--- START OF DATA PROVIDED ---
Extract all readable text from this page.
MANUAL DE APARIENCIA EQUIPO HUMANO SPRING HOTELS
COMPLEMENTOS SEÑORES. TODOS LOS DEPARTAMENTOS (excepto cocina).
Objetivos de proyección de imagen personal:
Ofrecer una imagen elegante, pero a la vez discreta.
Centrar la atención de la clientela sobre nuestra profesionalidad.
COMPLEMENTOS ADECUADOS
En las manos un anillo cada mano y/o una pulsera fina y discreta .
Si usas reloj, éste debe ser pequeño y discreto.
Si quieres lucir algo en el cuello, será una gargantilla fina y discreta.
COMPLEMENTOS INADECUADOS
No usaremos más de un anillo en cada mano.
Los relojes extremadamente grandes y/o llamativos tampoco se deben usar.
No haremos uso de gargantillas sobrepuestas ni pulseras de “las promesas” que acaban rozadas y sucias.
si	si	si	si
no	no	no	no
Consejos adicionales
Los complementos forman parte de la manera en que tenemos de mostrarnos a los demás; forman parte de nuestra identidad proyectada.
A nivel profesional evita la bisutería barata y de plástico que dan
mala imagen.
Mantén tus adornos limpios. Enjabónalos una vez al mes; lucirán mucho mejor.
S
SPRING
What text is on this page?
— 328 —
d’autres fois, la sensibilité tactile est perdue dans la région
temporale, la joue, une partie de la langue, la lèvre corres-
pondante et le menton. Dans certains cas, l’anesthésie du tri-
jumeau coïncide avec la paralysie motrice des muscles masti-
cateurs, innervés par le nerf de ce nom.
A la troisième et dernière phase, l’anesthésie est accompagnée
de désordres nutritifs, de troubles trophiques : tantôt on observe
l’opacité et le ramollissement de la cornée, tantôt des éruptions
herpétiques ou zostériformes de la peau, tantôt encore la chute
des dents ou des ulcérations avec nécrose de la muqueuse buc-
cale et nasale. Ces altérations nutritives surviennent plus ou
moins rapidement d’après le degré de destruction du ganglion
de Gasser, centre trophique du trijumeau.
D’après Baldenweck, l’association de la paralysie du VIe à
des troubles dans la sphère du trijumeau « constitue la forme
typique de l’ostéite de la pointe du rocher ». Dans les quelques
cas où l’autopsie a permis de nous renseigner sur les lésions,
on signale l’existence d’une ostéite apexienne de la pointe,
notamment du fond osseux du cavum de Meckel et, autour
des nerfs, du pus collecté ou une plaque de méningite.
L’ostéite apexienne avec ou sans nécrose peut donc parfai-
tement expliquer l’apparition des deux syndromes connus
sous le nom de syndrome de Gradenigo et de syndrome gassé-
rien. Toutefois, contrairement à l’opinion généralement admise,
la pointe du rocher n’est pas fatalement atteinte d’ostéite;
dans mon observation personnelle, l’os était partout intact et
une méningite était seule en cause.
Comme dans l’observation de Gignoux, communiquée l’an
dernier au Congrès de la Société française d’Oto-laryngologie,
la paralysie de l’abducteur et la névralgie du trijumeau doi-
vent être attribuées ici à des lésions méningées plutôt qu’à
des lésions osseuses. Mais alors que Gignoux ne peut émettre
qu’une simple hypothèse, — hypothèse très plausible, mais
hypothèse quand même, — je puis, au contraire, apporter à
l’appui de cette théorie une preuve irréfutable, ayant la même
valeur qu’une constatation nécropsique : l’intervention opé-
--- END OF DATA PROVIDED ---
Reproduce each record shown above without altering a single word.

■ **FULL ANSWER**:
Extract all readable text from this page.
MANUAL DE APARIENCIA EQUIPO HUMANO SPRING HOTELS
COMPLEMENTOS SEÑORES. TODOS LOS DEPARTAMENTOS (excepto cocina).
Objetivos de proyección de imagen personal:
Ofrecer una imagen elegante, pero a la vez discreta.
Centrar la atención de la clientela sobre nuestra profesionalidad.
COMPLEMENTOS ADECUADOS
En las manos un anillo cada mano y/o una pulsera fina y discreta .
Si usas reloj, éste debe ser pequeño y discreto.
Si quieres lucir algo en el cuello, será una gargantilla fina y discreta.
COMPLEMENTOS INADECUADOS
No usaremos más de un anillo en cada mano.
Los relojes extremadamente grandes y/o llamativos tampoco se deben usar.
No haremos uso de gargantillas sobrepuestas ni pulseras de “las promesas” que acaban rozadas y sucias.
si	si	si	si
no	no	no	no
Consejos adicionales
Los complementos forman parte de la manera en que tenemos de mostrarnos a los demás; forman parte de nuestra identidad proyectada.
A nivel profesional evita la bisutería barata y de plástico que dan
mala imagen.
Mantén tus adornos limpios. Enjabónalos una vez al mes; lucirán mucho mejor.
S
SPRING
What text is on this page?
— 328 —
d’autres fois, la sensibilité tactile est perdue dans la région
temporale, la joue, une partie de la langue, la lèvre corres-
pondante et le menton. Dans certains cas, l’anesthésie du tri-
jumeau coïncide avec la paralysie motrice des muscles masti-
cateurs, innervés par le nerf de ce nom.
A la troisième et dernière phase, l’anesthésie est accompagnée
de désordres nutritifs, de troubles trophiques : tantôt on observe
l’opacité et le ramollissement de la cornée, tantôt des éruptions
herpétiques ou zostériformes de la peau, tantôt encore la chute
des dents ou des ulcérations avec nécrose de la muqueuse buc-
cale et nasale. Ces altérations nutritives surviennent plus ou
moins rapidement d’après le degré de destruction du ganglion
de Gasser, centre trophique du trijumeau.
D’après Baldenweck, l’association de la paralysie du VIe à
des troubles dans la sphère du trijumeau « constitue la forme
typique de l’ostéite de la pointe du rocher ». Dans les quelques
cas où l’autopsie a permis de nous renseigner sur les lésions,
on signale l’existence d’une ostéite apexienne de la pointe,
notamment du fond osseux du cavum de Meckel et, autour
des nerfs, du pus collecté ou une plaque de méningite.
L’ostéite apexienne avec ou sans nécrose peut donc parfai-
tement expliquer l’apparition des deux syndromes connus
sous le nom de syndrome de Gradenigo et de syndrome gassé-
rien. Toutefois, contrairement à l’opinion généralement admise,
la pointe du rocher n’est pas fatalement atteinte d’ostéite;
dans mon observation personnelle, l’os était partout intact et
une méningite était seule en cause.
Comme dans l’observation de Gignoux, communiquée l’an
dernier au Congrès de la Société française d’Oto-laryngologie,
la paralysie de l’abducteur et la névralgie du trijumeau doi-
vent être attribuées ici à des lésions méningées plutôt qu’à
des lésions osseuses. Mais alors que Gignoux ne peut émettre
qu’une simple hypothèse, — hypothèse très plausible, mais
hypothèse quand même, — je puis, au contraire, apporter à
l’appui de cette théorie une preuve irréfutable, ayant la même
valeur qu’une constatation nécropsique : l’intervention opé-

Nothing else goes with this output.